Parliament on Thursday approved the National Budget Framework Paper (NBFP) for FY 2026/27–2030/31, clearing the way for preparation of detailed budget estimates, even as lawmakers and analysts raised concerns over debt sustainability, growth assumptions, and compliance with fiscal rules.
The framework sets the fiscal andmonetary policy direction for the first year of implementing the NRM Manifesto 2026–2031 and the second year of the Fourth National Development Plan (NDP IV), Uganda’s medium-term strategy for accelerating economic transformation.
Finance State Minister Henry Musasizi, who moved the motion during a sitting chaired by Deputy Speaker Thomas Tayebwa, said the NBFP is anchored on the monetisation of the economy through commercial agriculture, industrialisation, expanded social services, digital transformation, and improved market access.
“This is the first fiscal year of implementing the NRM Manifesto and the Charter of Fiscal Responsibility, and the second year of NDP IV,” Musasizi told MPs, adding that the plan is designed to support Uganda’s long-term ambition of growing into a USD 500 billion economy by 2040.
Growth outlook remains bullish. According to the Ministry of Finance, the economy is projected to grow between 6.5 and 7 percent in the short term, supported by stable inflation of 3.1 percent, below the Bank of Uganda’s 5 percent target, and a relatively stable exchange rate environment.
Exports rose to USD 12.79 billion by November 2025, while the country recorded a balance of payments surplus of USD 2.37 billion, reversing a deficit in the previous year—an outcome Treasury attributes to export growth and improved external financing conditions.
Over the medium term, government projects double-digit growth of 10.4 percent, driven largely by the anticipated start of commercial oil and gas production, continued infrastructure investment, and export expansion.
Gross Domestic Product is projected to rise from UGX 251.4 trillion (USD 68 billion) to UGX 290.2 trillion (USD 76.7 billion).
Spending plan and resource envelope The preliminary resource envelope for FY 2026/27 stands at UGX 69.399 trillion, financed through domestic revenue mobilisation, grants, and borrowing. Key spending priorities include security, health and education, wealth-creation programmes such as the Parish Development Model, infrastructure development—particularly roads, railways, electricity, water, and ICT—as well as industrial parks, irrigation, regional integration, anti-corruption initiatives, and environmental protection.
However, despite approving the framework, Parliament’s Budget Committee warned that programme allocations fall short of NDP IV targets, especially in agro-industrialisation, human capital development, energy, governance, and innovation.

(RECORDS TO PROCESS):

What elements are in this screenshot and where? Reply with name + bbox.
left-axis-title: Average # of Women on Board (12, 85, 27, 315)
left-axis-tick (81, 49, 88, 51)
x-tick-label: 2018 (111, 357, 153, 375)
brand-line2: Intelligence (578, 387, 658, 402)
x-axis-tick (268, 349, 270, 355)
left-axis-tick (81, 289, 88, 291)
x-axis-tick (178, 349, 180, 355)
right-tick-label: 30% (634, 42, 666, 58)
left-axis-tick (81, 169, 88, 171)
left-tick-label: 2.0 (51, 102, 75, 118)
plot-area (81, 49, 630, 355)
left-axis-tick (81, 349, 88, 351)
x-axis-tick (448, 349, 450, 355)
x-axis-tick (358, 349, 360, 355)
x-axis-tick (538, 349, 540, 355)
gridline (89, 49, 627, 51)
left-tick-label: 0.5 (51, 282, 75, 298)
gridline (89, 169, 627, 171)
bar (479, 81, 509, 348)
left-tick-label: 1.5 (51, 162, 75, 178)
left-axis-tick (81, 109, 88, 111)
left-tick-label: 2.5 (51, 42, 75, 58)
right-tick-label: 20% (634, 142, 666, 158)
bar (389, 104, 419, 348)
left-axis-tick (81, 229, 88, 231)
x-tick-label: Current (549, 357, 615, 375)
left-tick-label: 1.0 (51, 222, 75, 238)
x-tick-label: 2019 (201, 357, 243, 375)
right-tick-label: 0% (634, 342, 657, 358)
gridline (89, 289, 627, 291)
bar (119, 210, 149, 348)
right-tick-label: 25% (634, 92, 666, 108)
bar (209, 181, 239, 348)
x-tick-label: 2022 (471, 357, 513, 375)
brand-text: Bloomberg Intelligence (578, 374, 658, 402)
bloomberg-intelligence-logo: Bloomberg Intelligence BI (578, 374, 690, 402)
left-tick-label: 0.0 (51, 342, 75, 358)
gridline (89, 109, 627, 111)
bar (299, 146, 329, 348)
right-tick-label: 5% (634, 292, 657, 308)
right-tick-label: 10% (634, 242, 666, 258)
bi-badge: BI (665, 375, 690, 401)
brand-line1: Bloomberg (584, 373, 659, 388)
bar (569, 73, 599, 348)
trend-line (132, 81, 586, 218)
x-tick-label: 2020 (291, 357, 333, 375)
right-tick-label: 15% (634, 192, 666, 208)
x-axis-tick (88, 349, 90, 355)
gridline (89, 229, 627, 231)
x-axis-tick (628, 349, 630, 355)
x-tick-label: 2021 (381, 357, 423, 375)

(DIRECTIVES):
1: Answer these questions using the article on Uganda's budget framework:
(a) What inflation rate does the Ministry of Finance report?
(b) What is the preliminary resource envelope for FY 2026/27?
(c) Who chaired the sitting during which the motion was moved?
2: In the listing, copy out every line from the start through the line containing "left-tick-label: 2.0 (51, 102, 75, 118)".

(RESULTS FOR THE EXERCISE):
1:
(a) 3.1 percent
(b) UGX 69.399 trillion
(c) Deputy Speaker Thomas Tayebwa

2:
What elements are in this screenshot and where? Reply with name + bbox.
left-axis-title: Average # of Women on Board (12, 85, 27, 315)
left-axis-tick (81, 49, 88, 51)
x-tick-label: 2018 (111, 357, 153, 375)
brand-line2: Intelligence (578, 387, 658, 402)
x-axis-tick (268, 349, 270, 355)
left-axis-tick (81, 289, 88, 291)
x-axis-tick (178, 349, 180, 355)
right-tick-label: 30% (634, 42, 666, 58)
left-axis-tick (81, 169, 88, 171)
left-tick-label: 2.0 (51, 102, 75, 118)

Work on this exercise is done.